Document text:
Kevin Price, USDR Publisher and Editor in Chief, Column from the Huffington Post.
The question of whether “federalism” as handed down to us by those who founded this country, seems odd. We have not seen any practical application of it for years.
“Restoring the Constitution” is a phrase that is catching on with people as the influence of the tea party has grown. So is “federalism,” as people lament a national government that seems to have become out of control and is spiraling our nation into a downfall. But many also wonder what, exactly, do these concepts mean?
Many have dropped the term “conservative” altogether, because there is really very little left to “conserve” these days. Taxes, regulation and spending are out of control and the other institutions that have supported our liberties are either being abused or are in decline. Is it any surprise that the conservative message falls on deaf ears? The U.S. is on the fast track towards a country that is heavily controlled and lacking in liberty. We need a different paradigm to put our nation back on track. That is where the term “restoration” comes to mind. The United States has lost sight of the things that have made it among the most free and prosperous country in the history of the world.

To be done:
A - In the column on federalism and restoring the Constitution, why have many people dropped the term "conservative"?
B - From the column on federalism and restoring the Constitution, set down word for word the passage starting at "The question of" and ending at "it for years.".
C - Resume the column on federalism and restoring the Constitution with new text that follows on from its last sentence.

Data supplied:
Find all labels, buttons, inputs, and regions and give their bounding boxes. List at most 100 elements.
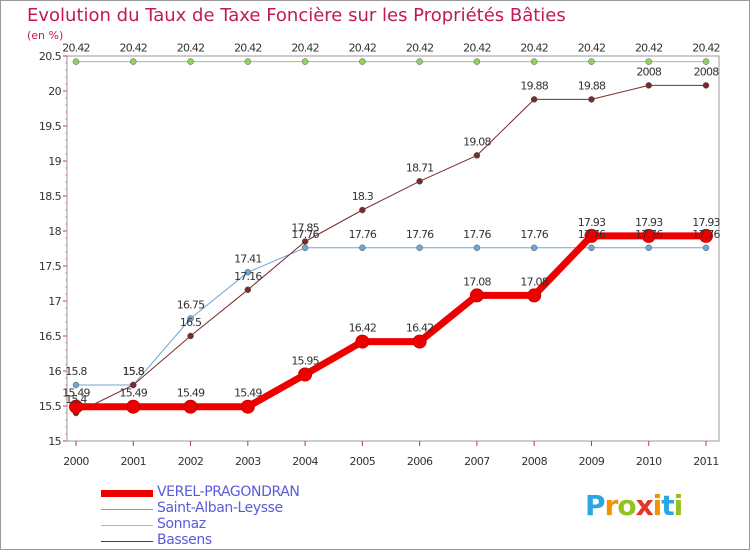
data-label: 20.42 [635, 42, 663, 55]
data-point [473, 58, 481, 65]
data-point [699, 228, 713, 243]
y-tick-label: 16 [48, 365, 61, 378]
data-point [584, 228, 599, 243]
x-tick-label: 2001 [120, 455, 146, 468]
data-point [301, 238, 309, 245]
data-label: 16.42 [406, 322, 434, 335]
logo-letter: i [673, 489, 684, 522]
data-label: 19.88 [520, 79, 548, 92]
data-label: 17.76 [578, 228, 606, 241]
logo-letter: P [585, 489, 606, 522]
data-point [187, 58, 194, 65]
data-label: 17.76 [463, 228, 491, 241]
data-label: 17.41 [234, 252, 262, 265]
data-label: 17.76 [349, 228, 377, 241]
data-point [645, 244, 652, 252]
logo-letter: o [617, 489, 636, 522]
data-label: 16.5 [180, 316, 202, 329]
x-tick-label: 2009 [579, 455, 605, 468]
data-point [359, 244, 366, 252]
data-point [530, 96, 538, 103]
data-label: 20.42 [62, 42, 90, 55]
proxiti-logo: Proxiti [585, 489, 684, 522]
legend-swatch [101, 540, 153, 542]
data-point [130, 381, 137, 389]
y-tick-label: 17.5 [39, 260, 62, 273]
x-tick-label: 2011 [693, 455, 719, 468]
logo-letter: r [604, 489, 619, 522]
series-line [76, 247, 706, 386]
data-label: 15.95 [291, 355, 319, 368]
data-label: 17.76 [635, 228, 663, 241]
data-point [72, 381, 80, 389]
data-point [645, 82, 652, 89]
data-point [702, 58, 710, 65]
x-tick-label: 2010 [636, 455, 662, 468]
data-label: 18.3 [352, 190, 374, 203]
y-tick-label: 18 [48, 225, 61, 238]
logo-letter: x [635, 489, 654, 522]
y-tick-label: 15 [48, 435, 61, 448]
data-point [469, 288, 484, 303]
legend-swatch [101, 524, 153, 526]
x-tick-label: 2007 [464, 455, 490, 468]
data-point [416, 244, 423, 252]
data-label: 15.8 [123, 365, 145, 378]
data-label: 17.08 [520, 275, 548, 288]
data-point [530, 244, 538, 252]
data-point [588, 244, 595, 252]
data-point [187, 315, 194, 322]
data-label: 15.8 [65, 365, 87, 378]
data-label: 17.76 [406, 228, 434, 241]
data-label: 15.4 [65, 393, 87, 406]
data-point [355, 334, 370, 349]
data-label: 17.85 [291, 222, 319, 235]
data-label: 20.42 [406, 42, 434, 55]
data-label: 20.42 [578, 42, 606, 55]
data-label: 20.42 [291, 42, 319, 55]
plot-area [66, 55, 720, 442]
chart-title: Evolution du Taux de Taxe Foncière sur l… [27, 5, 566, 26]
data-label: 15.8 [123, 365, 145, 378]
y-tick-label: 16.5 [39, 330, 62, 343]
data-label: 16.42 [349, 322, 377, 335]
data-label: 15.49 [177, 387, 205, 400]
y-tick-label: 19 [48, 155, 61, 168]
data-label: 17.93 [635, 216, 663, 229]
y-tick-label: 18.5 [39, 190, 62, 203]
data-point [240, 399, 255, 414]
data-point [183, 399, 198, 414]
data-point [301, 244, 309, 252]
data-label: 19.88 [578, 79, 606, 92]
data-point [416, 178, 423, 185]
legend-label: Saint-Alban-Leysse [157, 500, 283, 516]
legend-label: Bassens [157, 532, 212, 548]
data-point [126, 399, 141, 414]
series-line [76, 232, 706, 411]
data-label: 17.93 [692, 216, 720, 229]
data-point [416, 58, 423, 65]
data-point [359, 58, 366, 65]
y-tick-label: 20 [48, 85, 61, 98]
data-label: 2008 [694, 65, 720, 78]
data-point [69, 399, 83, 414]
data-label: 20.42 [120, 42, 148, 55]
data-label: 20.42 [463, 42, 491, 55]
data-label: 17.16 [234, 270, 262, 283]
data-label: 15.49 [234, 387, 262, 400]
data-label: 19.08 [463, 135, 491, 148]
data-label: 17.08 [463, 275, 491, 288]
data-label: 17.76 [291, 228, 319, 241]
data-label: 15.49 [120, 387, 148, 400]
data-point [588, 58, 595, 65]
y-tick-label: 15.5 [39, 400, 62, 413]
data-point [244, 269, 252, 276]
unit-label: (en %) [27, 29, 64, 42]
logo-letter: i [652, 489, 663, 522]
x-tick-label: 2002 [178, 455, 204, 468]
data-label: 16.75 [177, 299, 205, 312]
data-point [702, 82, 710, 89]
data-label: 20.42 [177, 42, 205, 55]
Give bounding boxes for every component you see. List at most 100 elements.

* * *

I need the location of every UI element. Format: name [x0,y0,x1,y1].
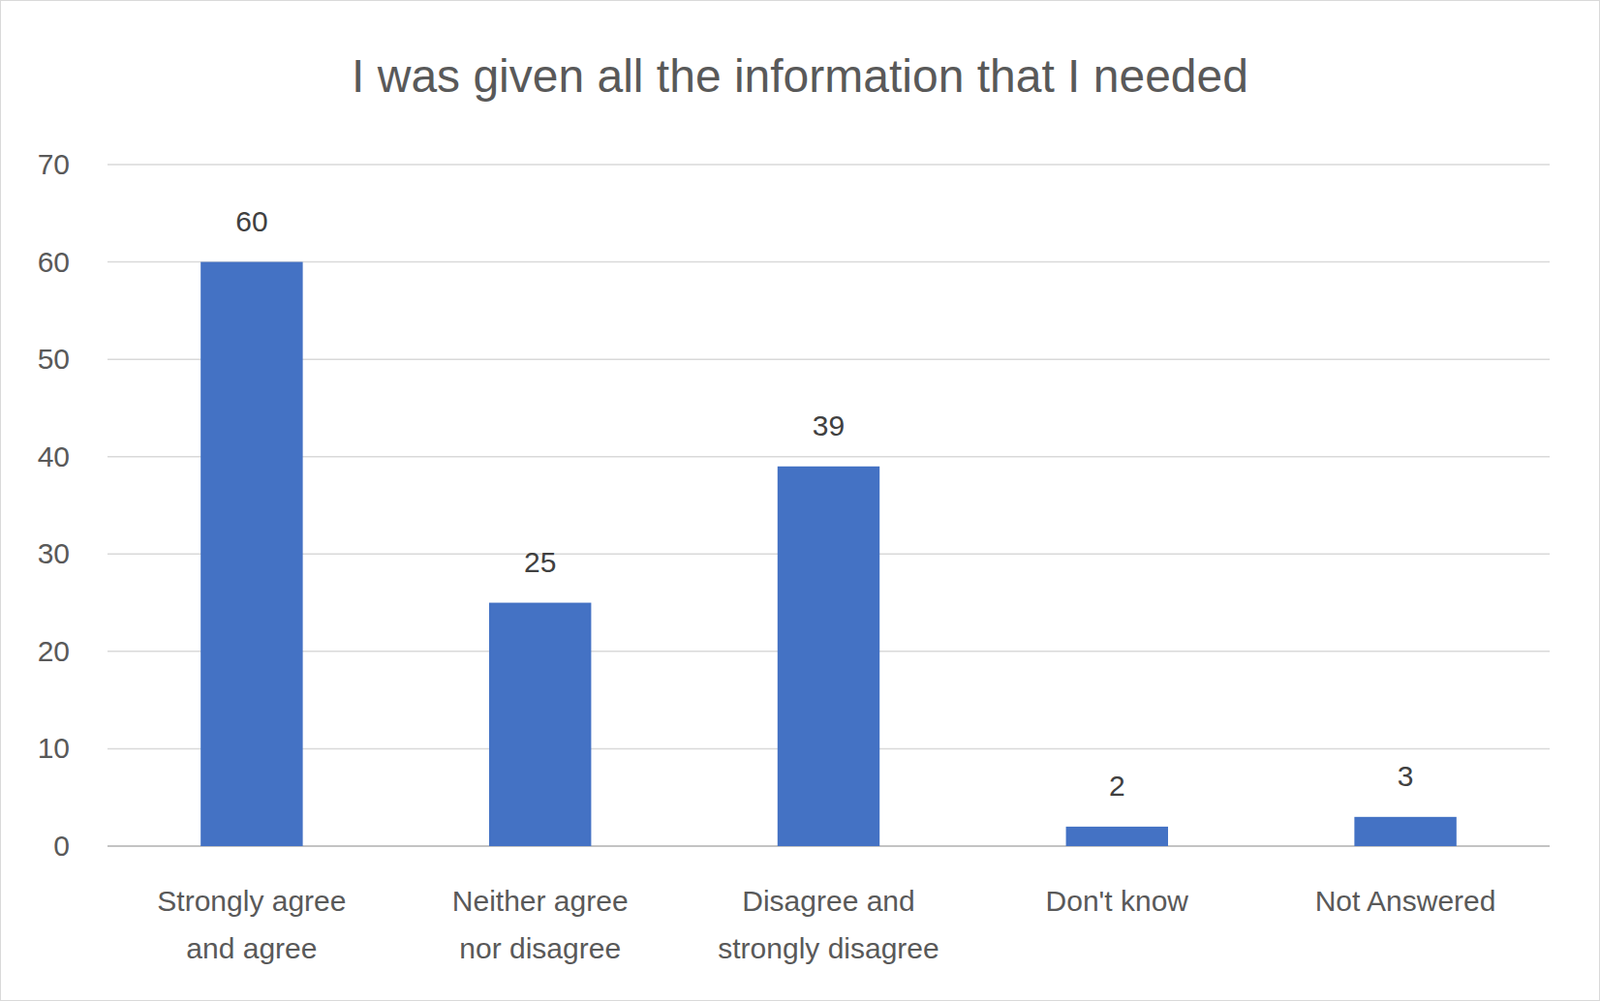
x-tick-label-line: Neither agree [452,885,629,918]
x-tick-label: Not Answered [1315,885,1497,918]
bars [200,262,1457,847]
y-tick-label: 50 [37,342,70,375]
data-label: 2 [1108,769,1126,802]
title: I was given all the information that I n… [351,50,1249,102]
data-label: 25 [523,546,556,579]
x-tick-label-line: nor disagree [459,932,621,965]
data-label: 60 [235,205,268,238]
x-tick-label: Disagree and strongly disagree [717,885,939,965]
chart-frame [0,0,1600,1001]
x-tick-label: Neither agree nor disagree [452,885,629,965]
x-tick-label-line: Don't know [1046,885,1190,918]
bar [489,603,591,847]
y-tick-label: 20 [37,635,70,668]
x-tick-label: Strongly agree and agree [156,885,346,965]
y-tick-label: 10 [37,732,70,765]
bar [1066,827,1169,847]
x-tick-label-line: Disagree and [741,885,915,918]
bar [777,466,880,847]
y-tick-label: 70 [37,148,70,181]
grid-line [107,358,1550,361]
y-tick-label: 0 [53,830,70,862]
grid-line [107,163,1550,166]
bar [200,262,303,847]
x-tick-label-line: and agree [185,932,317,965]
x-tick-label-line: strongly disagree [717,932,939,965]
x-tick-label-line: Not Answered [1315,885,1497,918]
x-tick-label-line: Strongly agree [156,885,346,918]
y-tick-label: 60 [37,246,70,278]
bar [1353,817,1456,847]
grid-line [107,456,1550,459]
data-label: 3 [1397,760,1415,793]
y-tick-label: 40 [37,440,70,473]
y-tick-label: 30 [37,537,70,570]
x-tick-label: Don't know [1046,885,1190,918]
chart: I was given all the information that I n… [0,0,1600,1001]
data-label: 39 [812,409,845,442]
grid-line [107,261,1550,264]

==

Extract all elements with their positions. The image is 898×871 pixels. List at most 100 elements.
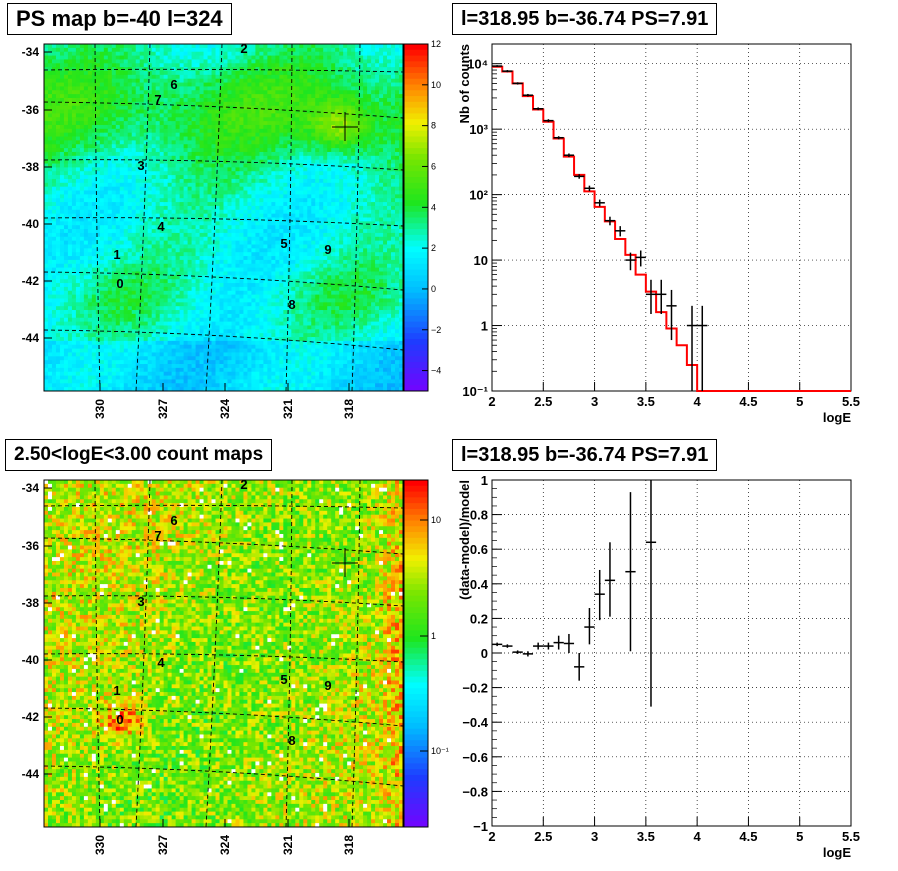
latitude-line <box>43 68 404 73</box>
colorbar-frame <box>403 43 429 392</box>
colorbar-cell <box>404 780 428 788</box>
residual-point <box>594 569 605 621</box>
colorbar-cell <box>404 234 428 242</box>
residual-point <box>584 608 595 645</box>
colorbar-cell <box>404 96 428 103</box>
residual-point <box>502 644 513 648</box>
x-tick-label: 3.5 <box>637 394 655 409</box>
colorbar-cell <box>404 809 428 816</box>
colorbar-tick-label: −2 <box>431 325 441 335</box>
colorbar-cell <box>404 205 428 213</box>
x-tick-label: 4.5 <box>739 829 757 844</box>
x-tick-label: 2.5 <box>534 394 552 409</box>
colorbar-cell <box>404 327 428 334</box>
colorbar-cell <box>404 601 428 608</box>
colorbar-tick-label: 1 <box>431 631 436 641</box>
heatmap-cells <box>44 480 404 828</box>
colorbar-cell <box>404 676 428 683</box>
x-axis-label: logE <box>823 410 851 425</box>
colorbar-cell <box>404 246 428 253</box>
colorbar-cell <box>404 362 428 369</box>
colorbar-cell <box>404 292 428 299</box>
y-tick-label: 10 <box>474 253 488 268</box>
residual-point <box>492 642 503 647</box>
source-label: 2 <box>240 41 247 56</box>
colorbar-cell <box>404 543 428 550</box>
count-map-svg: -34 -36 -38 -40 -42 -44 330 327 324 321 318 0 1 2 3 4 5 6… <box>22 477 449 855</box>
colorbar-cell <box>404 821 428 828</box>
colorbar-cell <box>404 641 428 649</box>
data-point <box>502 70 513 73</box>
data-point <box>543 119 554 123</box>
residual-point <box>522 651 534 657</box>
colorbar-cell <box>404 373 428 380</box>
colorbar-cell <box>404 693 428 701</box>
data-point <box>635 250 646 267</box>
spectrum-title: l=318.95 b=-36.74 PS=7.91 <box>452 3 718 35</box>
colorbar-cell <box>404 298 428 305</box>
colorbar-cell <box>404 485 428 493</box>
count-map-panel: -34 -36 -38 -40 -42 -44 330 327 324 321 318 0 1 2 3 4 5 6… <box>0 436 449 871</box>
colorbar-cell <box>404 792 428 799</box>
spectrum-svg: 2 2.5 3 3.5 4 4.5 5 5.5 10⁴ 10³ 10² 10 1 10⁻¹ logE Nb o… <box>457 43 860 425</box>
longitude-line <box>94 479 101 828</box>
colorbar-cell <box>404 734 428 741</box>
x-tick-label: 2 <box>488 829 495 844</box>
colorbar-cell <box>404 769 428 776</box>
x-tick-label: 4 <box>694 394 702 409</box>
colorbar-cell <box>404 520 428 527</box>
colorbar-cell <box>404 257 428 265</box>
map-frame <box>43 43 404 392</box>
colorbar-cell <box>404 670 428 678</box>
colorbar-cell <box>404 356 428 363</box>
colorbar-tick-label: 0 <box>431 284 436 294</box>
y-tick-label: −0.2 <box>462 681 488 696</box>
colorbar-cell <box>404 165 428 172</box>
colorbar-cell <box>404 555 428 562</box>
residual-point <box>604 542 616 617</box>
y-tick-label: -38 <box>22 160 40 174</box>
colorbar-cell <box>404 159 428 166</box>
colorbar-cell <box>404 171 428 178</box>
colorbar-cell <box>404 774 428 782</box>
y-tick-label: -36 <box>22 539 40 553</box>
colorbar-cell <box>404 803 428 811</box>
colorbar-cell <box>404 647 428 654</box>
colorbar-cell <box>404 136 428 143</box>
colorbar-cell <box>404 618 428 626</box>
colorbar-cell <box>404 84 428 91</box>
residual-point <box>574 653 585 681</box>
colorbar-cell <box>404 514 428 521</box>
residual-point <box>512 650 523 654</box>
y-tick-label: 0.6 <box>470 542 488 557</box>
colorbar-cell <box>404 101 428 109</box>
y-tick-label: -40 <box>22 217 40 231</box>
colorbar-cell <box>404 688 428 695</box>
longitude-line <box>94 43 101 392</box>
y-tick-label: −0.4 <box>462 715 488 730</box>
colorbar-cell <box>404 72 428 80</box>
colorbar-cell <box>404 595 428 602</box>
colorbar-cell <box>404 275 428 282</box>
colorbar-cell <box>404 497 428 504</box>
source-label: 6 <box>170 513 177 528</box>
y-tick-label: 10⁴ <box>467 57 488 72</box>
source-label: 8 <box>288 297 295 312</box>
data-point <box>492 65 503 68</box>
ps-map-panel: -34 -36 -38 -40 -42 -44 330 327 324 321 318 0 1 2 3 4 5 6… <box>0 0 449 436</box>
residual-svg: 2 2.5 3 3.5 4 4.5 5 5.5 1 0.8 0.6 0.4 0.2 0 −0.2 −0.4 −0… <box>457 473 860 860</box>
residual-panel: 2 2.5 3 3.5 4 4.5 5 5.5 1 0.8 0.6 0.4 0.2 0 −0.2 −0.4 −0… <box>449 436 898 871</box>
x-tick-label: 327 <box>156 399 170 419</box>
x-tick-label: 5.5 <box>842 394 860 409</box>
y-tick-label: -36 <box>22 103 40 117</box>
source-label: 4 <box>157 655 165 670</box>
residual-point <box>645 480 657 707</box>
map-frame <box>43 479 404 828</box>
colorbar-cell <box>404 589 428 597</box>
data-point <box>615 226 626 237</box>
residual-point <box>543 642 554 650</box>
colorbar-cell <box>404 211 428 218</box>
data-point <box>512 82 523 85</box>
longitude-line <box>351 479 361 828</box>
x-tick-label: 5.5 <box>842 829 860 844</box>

Results for the exercise:
A - Many have dropped it because there is very little left to "conserve" these days.

B -
The question of whether “federalism” as handed down to us by those who founded this country, seems odd. We have not seen any practical application of it for years.

C -
To “restore the Constitution,” we would have to review at the things the government can and cannot do according to our founding document. Article I, Section 8 lists the 17 powers specifically enumerated to the federal government. All of these things are important and the government’s function in these areas was suppose to be strong, in order to protect the liberties of every American. Some of the things allowed include standard weights and measures, coining money, post offices and post roads, the protection of intellectual property and a national defense. Beyond these and a few other very specific items, there was not much for which the federal government was responsible when the country was founded.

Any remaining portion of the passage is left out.